Your task is to retype each line of the data below exactly.

----------

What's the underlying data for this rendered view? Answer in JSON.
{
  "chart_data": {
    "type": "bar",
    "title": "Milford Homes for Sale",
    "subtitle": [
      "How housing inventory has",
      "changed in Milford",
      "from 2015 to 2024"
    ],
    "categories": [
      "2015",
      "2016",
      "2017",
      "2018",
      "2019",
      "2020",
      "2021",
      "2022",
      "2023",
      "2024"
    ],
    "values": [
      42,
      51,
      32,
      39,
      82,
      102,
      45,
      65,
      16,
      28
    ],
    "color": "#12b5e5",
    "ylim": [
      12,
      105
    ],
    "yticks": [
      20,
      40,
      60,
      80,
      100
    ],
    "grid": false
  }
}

----------

FULL OUTPUT:
What's the underlying data for this rendered view? Answer in JSON.
{
  "chart_data": {
    "type": "bar",
    "title": "Milford Homes for Sale",
    "subtitle": [
      "How housing inventory has",
      "changed in Milford",
      "from 2015 to 2024"
    ],
    "categories": [
      "2015",
      "2016",
      "2017",
      "2018",
      "2019",
      "2020",
      "2021",
      "2022",
      "2023",
      "2024"
    ],
    "values": [
      42,
      51,
      32,
      39,
      82,
      102,
      45,
      65,
      16,
      28
    ],
    "color": "#12b5e5",
    "ylim": [
      12,
      105
    ],
    "yticks": [
      20,
      40,
      60,
      80,
      100
    ],
    "grid": false
  }
}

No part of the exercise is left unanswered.